* **Material to process**
==*==

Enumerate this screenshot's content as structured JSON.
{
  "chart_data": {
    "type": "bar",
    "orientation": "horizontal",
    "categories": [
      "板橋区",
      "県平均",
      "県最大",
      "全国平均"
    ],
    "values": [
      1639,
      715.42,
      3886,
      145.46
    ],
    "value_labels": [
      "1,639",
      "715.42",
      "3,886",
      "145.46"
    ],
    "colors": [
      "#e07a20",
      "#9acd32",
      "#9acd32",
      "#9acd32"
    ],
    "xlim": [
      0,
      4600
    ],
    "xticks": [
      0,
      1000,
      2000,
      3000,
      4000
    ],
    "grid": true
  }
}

==*==

* **Task description**
Print all of the entries exactly as they are written.

* **The answer**
Enumerate this screenshot's content as structured JSON.
{
  "chart_data": {
    "type": "bar",
    "orientation": "horizontal",
    "categories": [
      "板橋区",
      "県平均",
      "県最大",
      "全国平均"
    ],
    "values": [
      1639,
      715.42,
      3886,
      145.46
    ],
    "value_labels": [
      "1,639",
      "715.42",
      "3,886",
      "145.46"
    ],
    "colors": [
      "#e07a20",
      "#9acd32",
      "#9acd32",
      "#9acd32"
    ],
    "xlim": [
      0,
      4600
    ],
    "xticks": [
      0,
      1000,
      2000,
      3000,
      4000
    ],
    "grid": true
  }
}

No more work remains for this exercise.